(Stored data)
-=-=-=-=-
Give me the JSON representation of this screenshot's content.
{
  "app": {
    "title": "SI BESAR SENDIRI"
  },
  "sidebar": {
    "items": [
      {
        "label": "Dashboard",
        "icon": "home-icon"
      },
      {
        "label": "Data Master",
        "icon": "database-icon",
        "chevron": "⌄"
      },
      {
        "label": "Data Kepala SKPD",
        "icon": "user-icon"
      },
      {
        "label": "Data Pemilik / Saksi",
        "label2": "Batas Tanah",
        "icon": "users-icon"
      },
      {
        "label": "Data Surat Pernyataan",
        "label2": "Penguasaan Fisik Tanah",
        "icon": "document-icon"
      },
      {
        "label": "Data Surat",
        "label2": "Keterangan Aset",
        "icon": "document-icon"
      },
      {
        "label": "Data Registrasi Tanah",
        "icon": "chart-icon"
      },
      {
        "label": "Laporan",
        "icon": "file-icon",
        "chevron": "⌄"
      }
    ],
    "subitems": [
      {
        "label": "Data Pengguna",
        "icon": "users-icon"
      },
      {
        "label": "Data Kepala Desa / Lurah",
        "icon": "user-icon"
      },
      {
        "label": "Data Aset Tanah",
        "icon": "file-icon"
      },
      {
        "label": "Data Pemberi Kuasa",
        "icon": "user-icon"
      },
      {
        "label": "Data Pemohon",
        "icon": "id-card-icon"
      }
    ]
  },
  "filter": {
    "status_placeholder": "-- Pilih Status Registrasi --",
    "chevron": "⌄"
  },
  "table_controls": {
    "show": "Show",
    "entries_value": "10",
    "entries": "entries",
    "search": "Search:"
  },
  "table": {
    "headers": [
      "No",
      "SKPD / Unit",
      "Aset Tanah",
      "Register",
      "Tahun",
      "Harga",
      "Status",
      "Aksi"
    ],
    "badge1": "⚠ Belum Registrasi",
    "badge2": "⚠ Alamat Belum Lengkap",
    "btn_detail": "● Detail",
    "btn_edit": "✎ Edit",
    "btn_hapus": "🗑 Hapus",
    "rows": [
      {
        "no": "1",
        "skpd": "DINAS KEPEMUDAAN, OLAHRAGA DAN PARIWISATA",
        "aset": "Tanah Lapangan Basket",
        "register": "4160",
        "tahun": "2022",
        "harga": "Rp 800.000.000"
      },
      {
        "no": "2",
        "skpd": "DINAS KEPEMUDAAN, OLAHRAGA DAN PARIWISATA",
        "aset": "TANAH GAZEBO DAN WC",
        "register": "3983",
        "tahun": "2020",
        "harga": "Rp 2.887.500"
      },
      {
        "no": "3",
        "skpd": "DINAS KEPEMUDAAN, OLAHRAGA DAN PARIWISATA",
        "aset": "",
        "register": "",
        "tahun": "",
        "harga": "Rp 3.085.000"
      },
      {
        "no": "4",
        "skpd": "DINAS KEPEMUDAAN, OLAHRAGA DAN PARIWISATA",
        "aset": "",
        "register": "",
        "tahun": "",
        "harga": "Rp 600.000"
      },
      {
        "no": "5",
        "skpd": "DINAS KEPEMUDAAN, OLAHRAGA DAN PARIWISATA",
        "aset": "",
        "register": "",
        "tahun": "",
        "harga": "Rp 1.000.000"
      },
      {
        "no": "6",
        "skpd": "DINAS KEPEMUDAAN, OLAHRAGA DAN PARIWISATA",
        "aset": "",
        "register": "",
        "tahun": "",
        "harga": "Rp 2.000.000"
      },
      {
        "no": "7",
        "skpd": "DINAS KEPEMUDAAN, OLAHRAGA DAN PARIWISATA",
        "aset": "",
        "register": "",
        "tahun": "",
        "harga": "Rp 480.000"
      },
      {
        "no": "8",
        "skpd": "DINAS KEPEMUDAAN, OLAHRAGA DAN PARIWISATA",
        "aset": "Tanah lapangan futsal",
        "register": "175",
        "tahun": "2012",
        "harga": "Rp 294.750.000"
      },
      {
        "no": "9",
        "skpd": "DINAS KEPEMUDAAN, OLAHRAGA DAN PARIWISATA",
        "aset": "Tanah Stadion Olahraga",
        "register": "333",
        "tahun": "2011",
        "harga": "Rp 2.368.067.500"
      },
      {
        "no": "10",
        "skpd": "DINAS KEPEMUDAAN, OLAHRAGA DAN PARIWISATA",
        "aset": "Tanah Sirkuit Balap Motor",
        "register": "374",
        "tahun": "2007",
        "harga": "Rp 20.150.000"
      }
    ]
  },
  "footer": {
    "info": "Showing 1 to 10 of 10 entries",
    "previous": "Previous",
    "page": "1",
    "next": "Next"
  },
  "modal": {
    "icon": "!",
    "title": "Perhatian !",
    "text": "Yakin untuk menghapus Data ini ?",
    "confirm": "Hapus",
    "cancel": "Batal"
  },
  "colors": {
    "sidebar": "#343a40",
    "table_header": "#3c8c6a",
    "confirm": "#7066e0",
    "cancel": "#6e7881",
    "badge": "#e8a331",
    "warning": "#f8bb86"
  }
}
-=-=-=-=-
### Task goal
Write the entire listing out again, word for word.

### Exercise response
Give me the JSON representation of this screenshot's content.
{
  "app": {
    "title": "SI BESAR SENDIRI"
  },
  "sidebar": {
    "items": [
      {
        "label": "Dashboard",
        "icon": "home-icon"
      },
      {
        "label": "Data Master",
        "icon": "database-icon",
        "chevron": "⌄"
      },
      {
        "label": "Data Kepala SKPD",
        "icon": "user-icon"
      },
      {
        "label": "Data Pemilik / Saksi",
        "label2": "Batas Tanah",
        "icon": "users-icon"
      },
      {
        "label": "Data Surat Pernyataan",
        "label2": "Penguasaan Fisik Tanah",
        "icon": "document-icon"
      },
      {
        "label": "Data Surat",
        "label2": "Keterangan Aset",
        "icon": "document-icon"
      },
      {
        "label": "Data Registrasi Tanah",
        "icon": "chart-icon"
      },
      {
        "label": "Laporan",
        "icon": "file-icon",
        "chevron": "⌄"
      }
    ],
    "subitems": [
      {
        "label": "Data Pengguna",
        "icon": "users-icon"
      },
      {
        "label": "Data Kepala Desa / Lurah",
        "icon": "user-icon"
      },
      {
        "label": "Data Aset Tanah",
        "icon": "file-icon"
      },
      {
        "label": "Data Pemberi Kuasa",
        "icon": "user-icon"
      },
      {
        "label": "Data Pemohon",
        "icon": "id-card-icon"
      }
    ]
  },
  "filter": {
    "status_placeholder": "-- Pilih Status Registrasi --",
    "chevron": "⌄"
  },
  "table_controls": {
    "show": "Show",
    "entries_value": "10",
    "entries": "entries",
    "search": "Search:"
  },
  "table": {
    "headers": [
      "No",
      "SKPD / Unit",
      "Aset Tanah",
      "Register",
      "Tahun",
      "Harga",
      "Status",
      "Aksi"
    ],
    "badge1": "⚠ Belum Registrasi",
    "badge2": "⚠ Alamat Belum Lengkap",
    "btn_detail": "● Detail",
    "btn_edit": "✎ Edit",
    "btn_hapus": "🗑 Hapus",
    "rows": [
      {
        "no": "1",
        "skpd": "DINAS KEPEMUDAAN, OLAHRAGA DAN PARIWISATA",
        "aset": "Tanah Lapangan Basket",
        "register": "4160",
        "tahun": "2022",
        "harga": "Rp 800.000.000"
      },
      {
        "no": "2",
        "skpd": "DINAS KEPEMUDAAN, OLAHRAGA DAN PARIWISATA",
        "aset": "TANAH GAZEBO DAN WC",
        "register": "3983",
        "tahun": "2020",
        "harga": "Rp 2.887.500"
      },
      {
        "no": "3",
        "skpd": "DINAS KEPEMUDAAN, OLAHRAGA DAN PARIWISATA",
        "aset": "",
        "register": "",
        "tahun": "",
        "harga": "Rp 3.085.000"
      },
      {
        "no": "4",
        "skpd": "DINAS KEPEMUDAAN, OLAHRAGA DAN PARIWISATA",
        "aset": "",
        "register": "",
        "tahun": "",
        "harga": "Rp 600.000"
      },
      {
        "no": "5",
        "skpd": "DINAS KEPEMUDAAN, OLAHRAGA DAN PARIWISATA",
        "aset": "",
        "register": "",
        "tahun": "",
        "harga": "Rp 1.000.000"
      },
      {
        "no": "6",
        "skpd": "DINAS KEPEMUDAAN, OLAHRAGA DAN PARIWISATA",
        "aset": "",
        "register": "",
        "tahun": "",
        "harga": "Rp 2.000.000"
      },
      {
        "no": "7",
        "skpd": "DINAS KEPEMUDAAN, OLAHRAGA DAN PARIWISATA",
        "aset": "",
        "register": "",
        "tahun": "",
        "harga": "Rp 480.000"
      },
      {
        "no": "8",
        "skpd": "DINAS KEPEMUDAAN, OLAHRAGA DAN PARIWISATA",
        "aset": "Tanah lapangan futsal",
        "register": "175",
        "tahun": "2012",
        "harga": "Rp 294.750.000"
      },
      {
        "no": "9",
        "skpd": "DINAS KEPEMUDAAN, OLAHRAGA DAN PARIWISATA",
        "aset": "Tanah Stadion Olahraga",
        "register": "333",
        "tahun": "2011",
        "harga": "Rp 2.368.067.500"
      },
      {
        "no": "10",
        "skpd": "DINAS KEPEMUDAAN, OLAHRAGA DAN PARIWISATA",
        "aset": "Tanah Sirkuit Balap Motor",
        "register": "374",
        "tahun": "2007",
        "harga": "Rp 20.150.000"
      }
    ]
  },
  "footer": {
    "info": "Showing 1 to 10 of 10 entries",
    "previous": "Previous",
    "page": "1",
    "next": "Next"
  },
  "modal": {
    "icon": "!",
    "title": "Perhatian !",
    "text": "Yakin untuk menghapus Data ini ?",
    "confirm": "Hapus",
    "cancel": "Batal"
  },
  "colors": {
    "sidebar": "#343a40",
    "table_header": "#3c8c6a",
    "confirm": "#7066e0",
    "cancel": "#6e7881",
    "badge": "#e8a331",
    "warning": "#f8bb86"
  }
}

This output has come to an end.